____ INFORMATION PROVIDED

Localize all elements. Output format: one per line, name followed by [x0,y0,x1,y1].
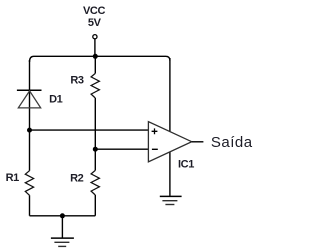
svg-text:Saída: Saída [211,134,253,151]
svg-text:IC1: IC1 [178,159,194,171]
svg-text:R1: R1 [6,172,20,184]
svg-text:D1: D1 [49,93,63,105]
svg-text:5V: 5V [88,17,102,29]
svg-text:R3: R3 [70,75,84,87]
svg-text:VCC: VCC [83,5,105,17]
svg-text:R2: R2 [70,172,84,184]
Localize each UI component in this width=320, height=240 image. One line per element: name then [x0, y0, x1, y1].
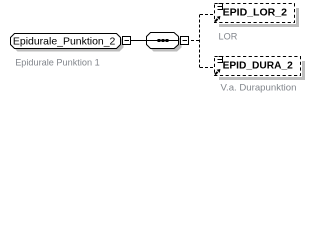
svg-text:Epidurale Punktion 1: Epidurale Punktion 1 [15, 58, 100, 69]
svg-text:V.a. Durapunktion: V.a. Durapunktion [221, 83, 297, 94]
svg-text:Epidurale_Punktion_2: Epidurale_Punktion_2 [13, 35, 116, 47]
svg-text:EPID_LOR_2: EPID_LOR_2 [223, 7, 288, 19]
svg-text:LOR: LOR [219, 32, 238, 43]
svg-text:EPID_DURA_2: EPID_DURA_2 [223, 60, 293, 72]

________

» **PROBLEM TO WORK ON**:
Put each line of the entries above into a Markdown table with the columns Row and Entry line, numbering the rows and skipping blank lines. Leave the pictures out.

» **PROBLEM SOLUTION**:
| Row | Entry line |
|---|---|
| 1 | Localize all elements. Output format: one per line, name followed by [x0,y0,x1,y1]. |
| 2 | svg-text:Saída: Saída [211,134,253,151] |
| 3 | svg-text:IC1: IC1 [178,159,194,171] |
| 4 | svg-text:R1: R1 [6,172,20,184] |
| 5 | svg-text:D1: D1 [49,93,63,105] |
| 6 | svg-text:5V: 5V [88,17,102,29] |
| 7 | svg-text:R3: R3 [70,75,84,87] |
| 8 | svg-text:VCC: VCC [83,5,105,17] |
| 9 | svg-text:R2: R2 [70,172,84,184] |
| 10 | Localize each UI component in this width=320, height=240 image. One line per element: name then [x0, y0, x1, y1]. |
| 11 | svg-text:Epidurale Punktion 1: Epidurale Punktion 1 [15, 58, 100, 69] |
| 12 | svg-text:V.a. Durapunktion: V.a. Durapunktion [221, 83, 297, 94] |
| 13 | svg-text:Epidurale_Punktion_2: Epidurale_Punktion_2 [13, 35, 116, 47] |
| 14 | svg-text:EPID_LOR_2: EPID_LOR_2 [223, 7, 288, 19] |
| 15 | svg-text:LOR: LOR [219, 32, 238, 43] |
| 16 | svg-text:EPID_DURA_2: EPID_DURA_2 [223, 60, 293, 72] |